___ Data in this exercise ___

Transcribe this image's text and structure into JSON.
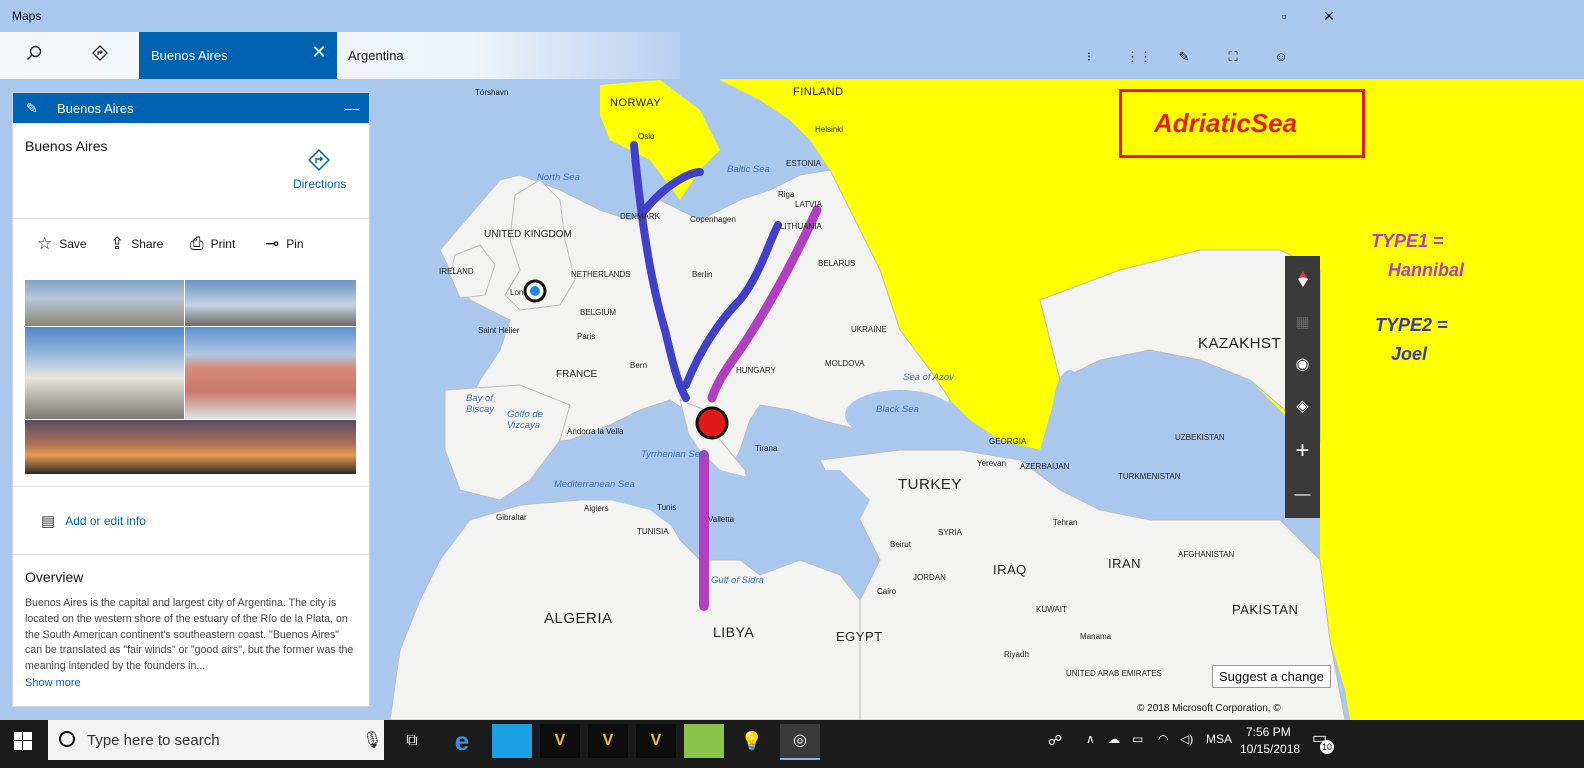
{
  "window": {
    "title": "Maps",
    "maximize_glyph": "▫",
    "close_glyph": "✕"
  },
  "toolbar": {
    "search_icon": "search-icon",
    "directions_icon": "directions-icon",
    "active_tab": {
      "label": "Buenos Aires",
      "close_glyph": "✕"
    },
    "tab2": {
      "label": "Argentina"
    },
    "right_icons": [
      "traffic-icon",
      "grid-icon",
      "ink-icon",
      "measure-icon",
      "user-icon"
    ]
  },
  "map": {
    "cities": [
      "Tórshavn",
      "Oslo",
      "Helsinki",
      "Riga",
      "Copenhagen",
      "Berlin",
      "Lon",
      "Saint Helier",
      "Paris",
      "Bern",
      "Andorra la Vella",
      "Algiers",
      "Tunis",
      "Valletta",
      "Gibraltar",
      "Tirana",
      "Yerevan",
      "Beirut",
      "Cairo",
      "Tehran",
      "Manama",
      "Riyadh"
    ],
    "countries": [
      "NORWAY",
      "FINLAND",
      "ESTONIA",
      "LATVIA",
      "LITHUANIA",
      "DENMARK",
      "UNITED KINGDOM",
      "IRELAND",
      "NETHERLANDS",
      "BELGIUM",
      "FRANCE",
      "BELARUS",
      "UKRAINE",
      "MOLDOVA",
      "HUNGARY",
      "TUNISIA",
      "SYRIA",
      "JORDAN",
      "KUWAIT",
      "GEORGIA",
      "AZERBAIJAN",
      "UZBEKISTAN",
      "TURKMENISTAN",
      "AFGHANISTAN",
      "UNITED ARAB EMIRATES"
    ],
    "big_countries": [
      "KAZAKHST",
      "TURKEY",
      "IRAQ",
      "IRAN",
      "PAKISTAN",
      "ALGERIA",
      "LIBYA",
      "EGYPT"
    ],
    "seas": [
      "North Sea",
      "Baltic Sea",
      "Bay of Biscay",
      "Golfo de Vizcaya",
      "Tyrrhenian Sea",
      "Mediterranean Sea",
      "Black Sea",
      "Sea of Azov",
      "Gulf of Sidra"
    ]
  },
  "panel": {
    "header_title": "Buenos Aires",
    "edit_icon": "pencil-icon",
    "minimize_glyph": "—",
    "place_name": "Buenos Aires",
    "directions_label": "Directions",
    "actions": [
      {
        "label": "Save",
        "icon": "☆"
      },
      {
        "label": "Share",
        "icon": "⇪"
      },
      {
        "label": "Print",
        "icon": "⎙"
      },
      {
        "label": "Pin",
        "icon": "⊸"
      }
    ],
    "add_info_label": "Add or edit info",
    "overview_title": "Overview",
    "overview_text": "Buenos Aires is the capital and largest city of Argentina. The city is located on the western shore of the estuary of the Río de la Plata, on the South American continent's southeastern coast. \"Buenos Aires\" can be translated as \"fair winds\" or \"good airs\", but the former was the meaning intended by the founders in...",
    "show_more": "Show more"
  },
  "map_controls": {
    "compass": "▾",
    "plus": "+",
    "minus": "—"
  },
  "suggest_label": "Suggest a change",
  "copyright": "© 2018 Microsoft Corporation, ©",
  "annotations": {
    "adriatic": "AdriaticSea",
    "type1_label": "TYPE1  =",
    "type1_value": "Hannibal",
    "type2_label": "TYPE2  =",
    "type2_value": "Joel",
    "type1_color": "#b040c0",
    "type2_color": "#3a3ab0",
    "box_color": "#e11111",
    "highlight": "#ffff00"
  },
  "taskbar": {
    "search_placeholder": "Type here to search",
    "tray_language": "MSA",
    "time": "7:56 PM",
    "date": "10/15/2018",
    "notifications": "10"
  }
}
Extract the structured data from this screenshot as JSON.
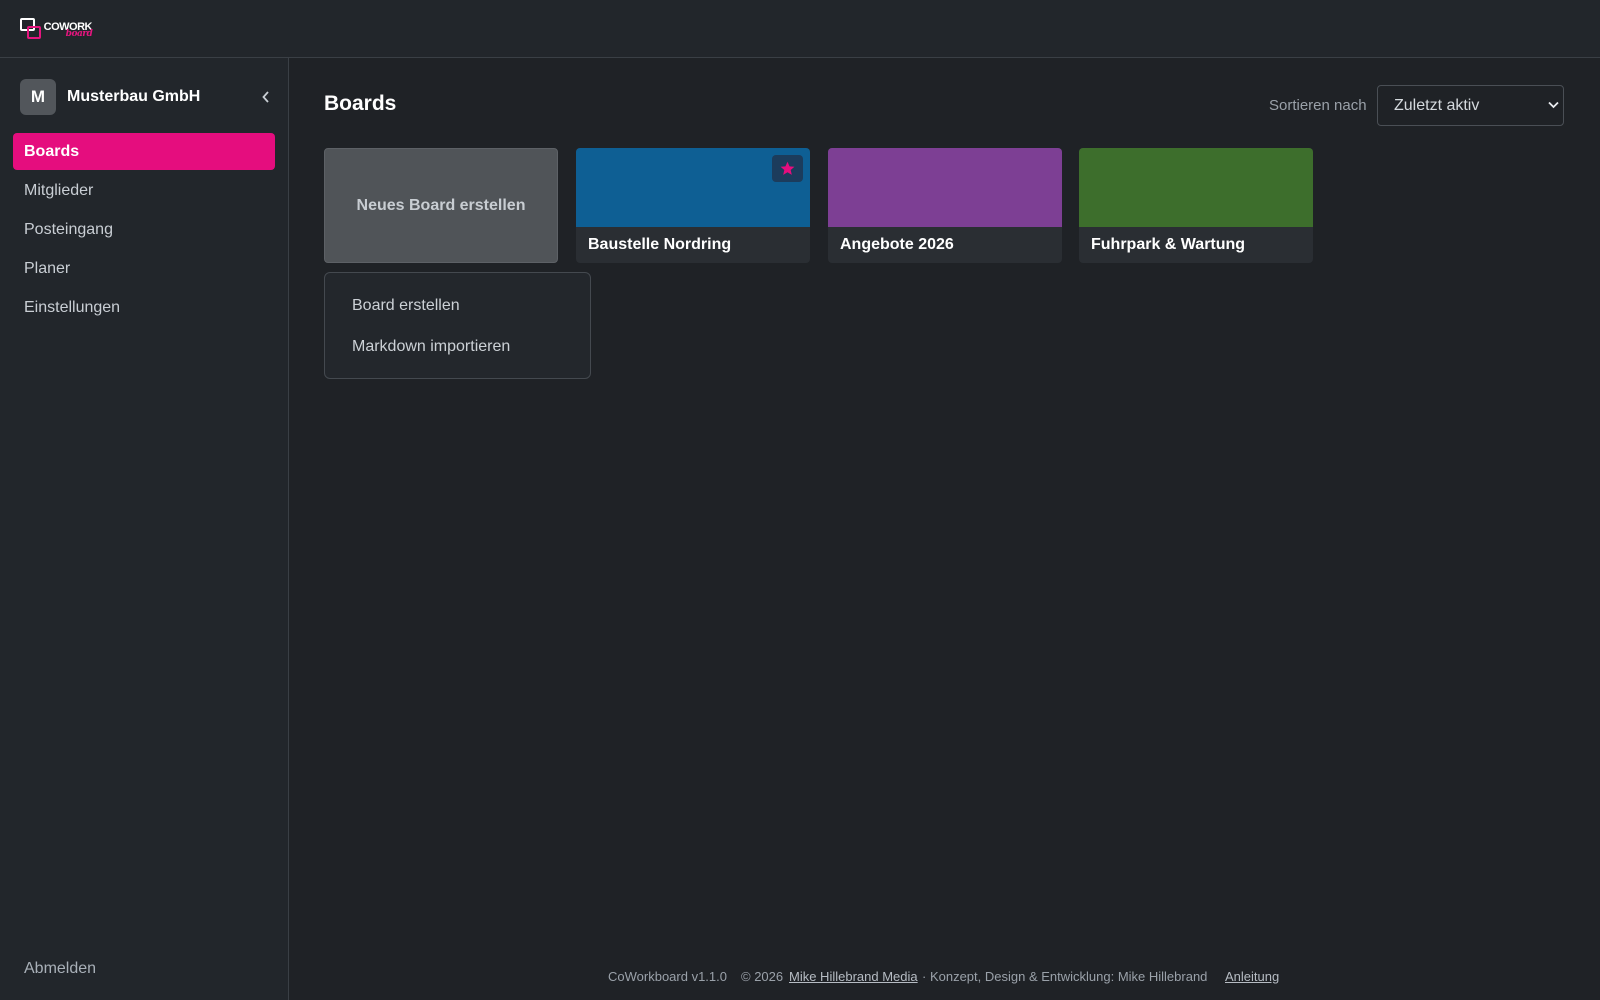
{
  "app": {
    "logo_text": "COWORK",
    "logo_sub": "board"
  },
  "sidebar": {
    "org_initial": "M",
    "org_name": "Musterbau GmbH",
    "items": [
      {
        "label": "Boards",
        "active": true
      },
      {
        "label": "Mitglieder",
        "active": false
      },
      {
        "label": "Posteingang",
        "active": false
      },
      {
        "label": "Planer",
        "active": false
      },
      {
        "label": "Einstellungen",
        "active": false
      }
    ],
    "logout_label": "Abmelden"
  },
  "main": {
    "title": "Boards",
    "sort_label": "Sortieren nach",
    "sort_value": "Zuletzt aktiv",
    "new_board_label": "Neues Board erstellen",
    "boards": [
      {
        "title": "Baustelle Nordring",
        "color": "#0e5f94",
        "starred": true
      },
      {
        "title": "Angebote 2026",
        "color": "#7d3f94",
        "starred": false
      },
      {
        "title": "Fuhrpark & Wartung",
        "color": "#3d6e2c",
        "starred": false
      }
    ],
    "new_board_menu": [
      "Board erstellen",
      "Markdown importieren"
    ]
  },
  "footer": {
    "version": "CoWorkboard v1.1.0",
    "copyright": "© 2026",
    "company_link": "Mike Hillebrand Media",
    "credits": "· Konzept, Design & Entwicklung: Mike Hillebrand",
    "help_link": "Anleitung"
  },
  "colors": {
    "accent": "#e50d7e",
    "background": "#1f2226",
    "sidebar": "#22262b"
  }
}
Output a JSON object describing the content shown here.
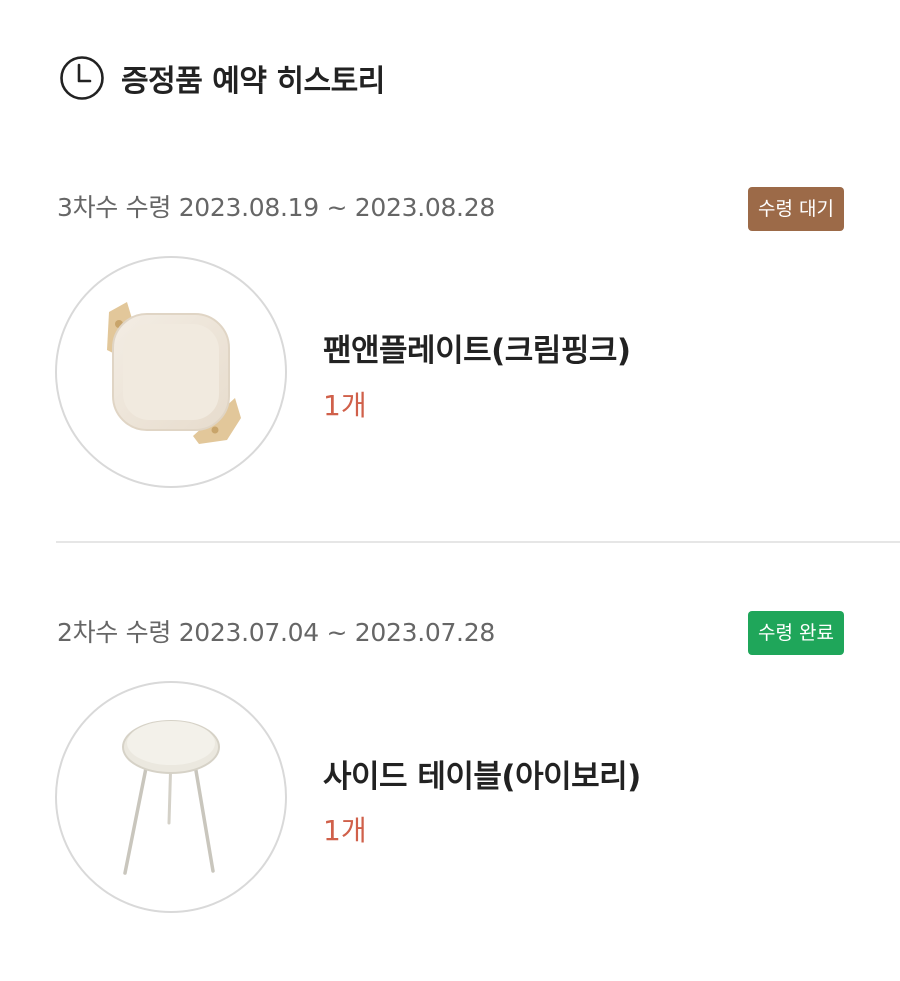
{
  "header": {
    "title": "증정품 예약 히스토리",
    "icon": "clock-icon"
  },
  "history": [
    {
      "period": "3차수 수령 2023.08.19 ~ 2023.08.28",
      "status": "수령 대기",
      "status_color": "#9c6a48",
      "product_name": "팬앤플레이트(크림핑크)",
      "quantity": "1개"
    },
    {
      "period": "2차수 수령 2023.07.04 ~ 2023.07.28",
      "status": "수령 완료",
      "status_color": "#1fa65a",
      "product_name": "사이드 테이블(아이보리)",
      "quantity": "1개"
    }
  ],
  "colors": {
    "quantity": "#d0604a",
    "period_text": "#666666",
    "divider": "#e6e6e6"
  }
}
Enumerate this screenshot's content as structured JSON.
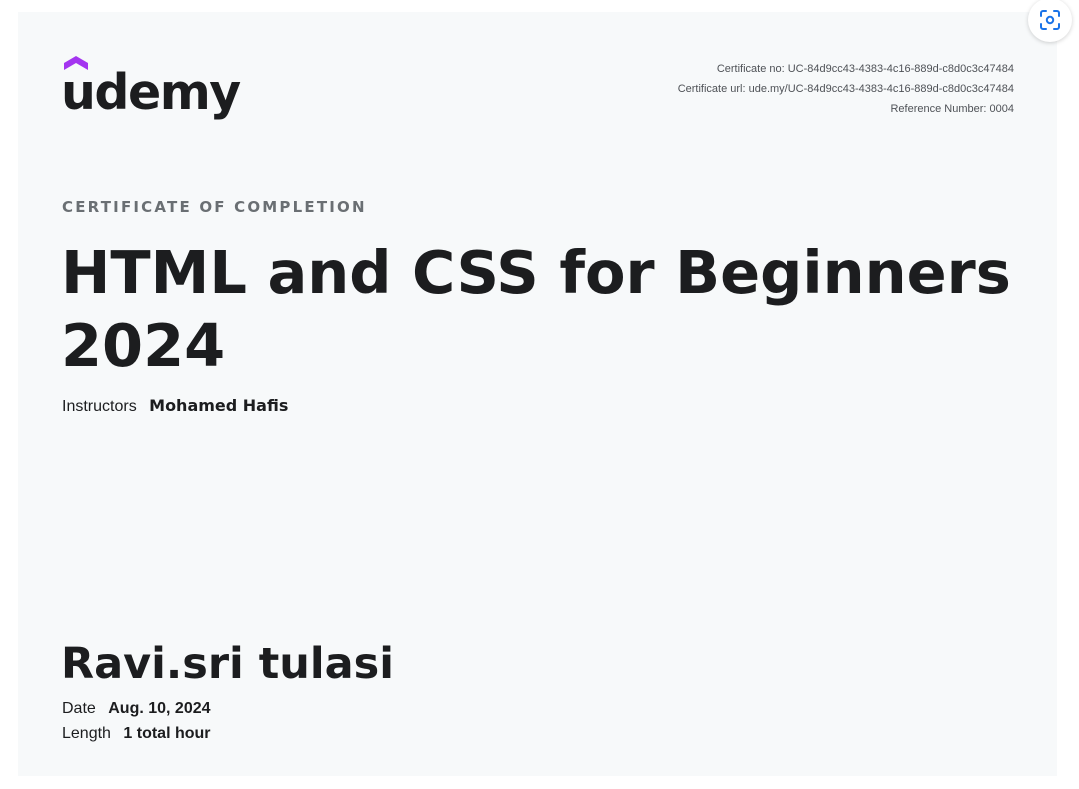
{
  "brand": {
    "name": "udemy",
    "accent_color": "#a435f0"
  },
  "meta": {
    "certificate_no": "Certificate no: UC-84d9cc43-4383-4c16-889d-c8d0c3c47484",
    "certificate_url": "Certificate url: ude.my/UC-84d9cc43-4383-4c16-889d-c8d0c3c47484",
    "reference_number": "Reference Number: 0004"
  },
  "certificate": {
    "heading": "CERTIFICATE OF COMPLETION",
    "course_title": "HTML and CSS for Beginners 2024",
    "instructors_label": "Instructors",
    "instructors_value": "Mohamed Hafis",
    "recipient": "Ravi.sri tulasi",
    "date_label": "Date",
    "date_value": "Aug. 10, 2024",
    "length_label": "Length",
    "length_value": "1 total hour"
  },
  "actions": {
    "lens_icon": "visual-search-icon"
  }
}
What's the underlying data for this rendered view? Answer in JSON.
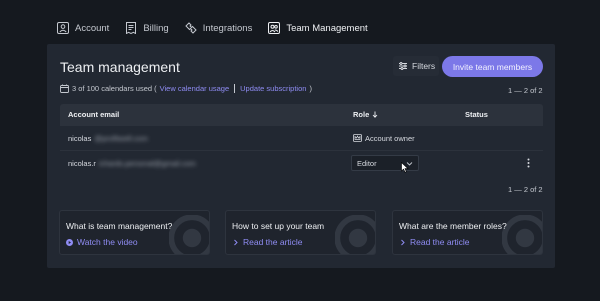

___

Pictures are excluded; output everything else in the data verbatim.

Transcribe this image's text and structure into JSON.
{
  "window": {
    "title": "Maps",
    "maximize_glyph": "▫",
    "close_glyph": "✕"
  },
  "toolbar": {
    "search_icon": "search-icon",
    "directions_icon": "directions-icon",
    "active_tab": {
      "label": "Buenos Aires",
      "close_glyph": "✕"
    },
    "tab2": {
      "label": "Argentina"
    },
    "right_icons": [
      "traffic-icon",
      "grid-icon",
      "ink-icon",
      "measure-icon",
      "user-icon"
    ]
  },
  "map": {
    "cities": [
      "Tórshavn",
      "Oslo",
      "Helsinki",
      "Riga",
      "Copenhagen",
      "Berlin",
      "Lon",
      "Saint Helier",
      "Paris",
      "Bern",
      "Andorra la Vella",
      "Algiers",
      "Tunis",
      "Valletta",
      "Gibraltar",
      "Tirana",
      "Yerevan",
      "Beirut",
      "Cairo",
      "Tehran",
      "Manama",
      "Riyadh"
    ],
    "countries": [
      "NORWAY",
      "FINLAND",
      "ESTONIA",
      "LATVIA",
      "LITHUANIA",
      "DENMARK",
      "UNITED KINGDOM",
      "IRELAND",
      "NETHERLANDS",
      "BELGIUM",
      "FRANCE",
      "BELARUS",
      "UKRAINE",
      "MOLDOVA",
      "HUNGARY",
      "TUNISIA",
      "SYRIA",
      "JORDAN",
      "KUWAIT",
      "GEORGIA",
      "AZERBAIJAN",
      "UZBEKISTAN",
      "TURKMENISTAN",
      "AFGHANISTAN",
      "UNITED ARAB EMIRATES"
    ],
    "big_countries": [
      "KAZAKHST",
      "TURKEY",
      "IRAQ",
      "IRAN",
      "PAKISTAN",
      "ALGERIA",
      "LIBYA",
      "EGYPT"
    ],
    "seas": [
      "North Sea",
      "Baltic Sea",
      "Bay of Biscay",
      "Golfo de Vizcaya",
      "Tyrrhenian Sea",
      "Mediterranean Sea",
      "Black Sea",
      "Sea of Azov",
      "Gulf of Sidra"
    ]
  },
  "panel": {
    "header_title": "Buenos Aires",
    "edit_icon": "pencil-icon",
    "minimize_glyph": "—",
    "place_name": "Buenos Aires",
    "directions_label": "Directions",
    "actions": [
      {
        "label": "Save",
        "icon": "☆"
      },
      {
        "label": "Share",
        "icon": "⇪"
      },
      {
        "label": "Print",
        "icon": "⎙"
      },
      {
        "label": "Pin",
        "icon": "⊸"
      }
    ],
    "add_info_label": "Add or edit info",
    "overview_title": "Overview",
    "overview_text": "Buenos Aires is the capital and largest city of Argentina. The city is located on the western shore of the estuary of the Río de la Plata, on the South American continent's southeastern coast. \"Buenos Aires\" can be translated as \"fair winds\" or \"good airs\", but the former was the meaning intended by the founders in...",
    "show_more": "Show more"
  },
  "map_controls": {
    "compass": "▾",
    "plus": "+",
    "minus": "—"
  },
  "suggest_label": "Suggest a change",
  "copyright": "© 2018 Microsoft Corporation, ©",
  "annotations": {
    "adriatic": "AdriaticSea",
    "type1_label": "TYPE1  =",
    "type1_value": "Hannibal",
    "type2_label": "TYPE2  =",
    "type2_value": "Joel",
    "type1_color": "#b040c0",
    "type2_color": "#3a3ab0",
    "box_color": "#e11111",
    "highlight": "#ffff00"
  },
  "taskbar": {
    "search_placeholder": "Type here to search",
    "tray_language": "MSA",
    "time": "7:56 PM",
    "date": "10/15/2018",
    "notifications": "10"
  }
}
Extract the structured data from this screenshot as JSON.
{
  "app": {
    "logo_text": "COWORK",
    "logo_sub": "board"
  },
  "sidebar": {
    "org_initial": "M",
    "org_name": "Musterbau GmbH",
    "items": [
      {
        "label": "Boards",
        "active": true
      },
      {
        "label": "Mitglieder",
        "active": false
      },
      {
        "label": "Posteingang",
        "active": false
      },
      {
        "label": "Planer",
        "active": false
      },
      {
        "label": "Einstellungen",
        "active": false
      }
    ],
    "logout_label": "Abmelden"
  },
  "main": {
    "title": "Boards",
    "sort_label": "Sortieren nach",
    "sort_value": "Zuletzt aktiv",
    "new_board_label": "Neues Board erstellen",
    "boards": [
      {
        "title": "Baustelle Nordring",
        "color": "#0e5f94",
        "starred": true
      },
      {
        "title": "Angebote 2026",
        "color": "#7d3f94",
        "starred": false
      },
      {
        "title": "Fuhrpark & Wartung",
        "color": "#3d6e2c",
        "starred": false
      }
    ],
    "new_board_menu": [
      "Board erstellen",
      "Markdown importieren"
    ]
  },
  "footer": {
    "version": "CoWorkboard v1.1.0",
    "copyright": "© 2026",
    "company_link": "Mike Hillebrand Media",
    "credits": "· Konzept, Design & Entwicklung: Mike Hillebrand",
    "help_link": "Anleitung"
  },
  "colors": {
    "accent": "#e50d7e",
    "background": "#1f2226",
    "sidebar": "#22262b"
  }
}
Output a JSON object describing the content shown here.
{
  "header": {
    "title": "증정품 예약 히스토리",
    "icon": "clock-icon"
  },
  "history": [
    {
      "period": "3차수 수령 2023.08.19 ~ 2023.08.28",
      "status": "수령 대기",
      "status_color": "#9c6a48",
      "product_name": "팬앤플레이트(크림핑크)",
      "quantity": "1개"
    },
    {
      "period": "2차수 수령 2023.07.04 ~ 2023.07.28",
      "status": "수령 완료",
      "status_color": "#1fa65a",
      "product_name": "사이드 테이블(아이보리)",
      "quantity": "1개"
    }
  ],
  "colors": {
    "quantity": "#d0604a",
    "period_text": "#666666",
    "divider": "#e6e6e6"
  }
}
Enumerate this screenshot's content as structured JSON.
{
  "brand": {
    "name": "udemy",
    "accent_color": "#a435f0"
  },
  "meta": {
    "certificate_no": "Certificate no: UC-84d9cc43-4383-4c16-889d-c8d0c3c47484",
    "certificate_url": "Certificate url: ude.my/UC-84d9cc43-4383-4c16-889d-c8d0c3c47484",
    "reference_number": "Reference Number: 0004"
  },
  "certificate": {
    "heading": "CERTIFICATE OF COMPLETION",
    "course_title": "HTML and CSS for Beginners 2024",
    "instructors_label": "Instructors",
    "instructors_value": "Mohamed Hafis",
    "recipient": "Ravi.sri tulasi",
    "date_label": "Date",
    "date_value": "Aug. 10, 2024",
    "length_label": "Length",
    "length_value": "1 total hour"
  },
  "actions": {
    "lens_icon": "visual-search-icon"
  }
}
What's the underlying data for this rendered view? Answer in JSON.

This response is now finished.